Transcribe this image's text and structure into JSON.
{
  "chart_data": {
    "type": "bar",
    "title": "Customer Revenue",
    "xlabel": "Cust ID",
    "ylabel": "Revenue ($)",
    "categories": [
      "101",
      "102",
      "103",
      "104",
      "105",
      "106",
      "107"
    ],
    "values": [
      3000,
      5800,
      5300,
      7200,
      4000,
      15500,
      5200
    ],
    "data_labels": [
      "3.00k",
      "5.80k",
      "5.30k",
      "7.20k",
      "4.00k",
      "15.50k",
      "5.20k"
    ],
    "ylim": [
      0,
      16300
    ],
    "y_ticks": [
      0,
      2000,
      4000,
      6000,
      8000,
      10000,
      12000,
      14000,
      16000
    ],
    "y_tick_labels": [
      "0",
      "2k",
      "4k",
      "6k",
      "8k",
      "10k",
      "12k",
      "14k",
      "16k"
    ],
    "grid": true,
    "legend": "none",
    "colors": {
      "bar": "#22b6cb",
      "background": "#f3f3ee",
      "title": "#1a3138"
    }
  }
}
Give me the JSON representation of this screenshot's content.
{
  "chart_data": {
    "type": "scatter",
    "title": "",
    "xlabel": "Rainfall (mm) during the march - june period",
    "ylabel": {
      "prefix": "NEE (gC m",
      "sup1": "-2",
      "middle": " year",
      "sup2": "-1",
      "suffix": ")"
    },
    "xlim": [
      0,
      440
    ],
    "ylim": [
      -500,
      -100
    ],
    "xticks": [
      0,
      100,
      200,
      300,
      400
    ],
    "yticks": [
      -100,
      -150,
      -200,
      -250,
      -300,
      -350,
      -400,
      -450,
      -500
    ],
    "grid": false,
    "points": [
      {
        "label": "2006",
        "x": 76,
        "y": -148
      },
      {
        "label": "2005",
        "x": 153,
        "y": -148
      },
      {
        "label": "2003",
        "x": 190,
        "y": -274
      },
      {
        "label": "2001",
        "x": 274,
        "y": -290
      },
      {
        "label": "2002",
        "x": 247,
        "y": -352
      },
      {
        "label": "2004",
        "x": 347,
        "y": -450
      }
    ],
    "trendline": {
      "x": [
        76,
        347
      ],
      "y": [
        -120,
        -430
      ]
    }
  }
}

------------------------------

◆ WHAT THE TASK REQUIRES
Only the number should be given: how many lines of the data contain the word "Revenue"?

◆ EXERCISE OUTPUT
2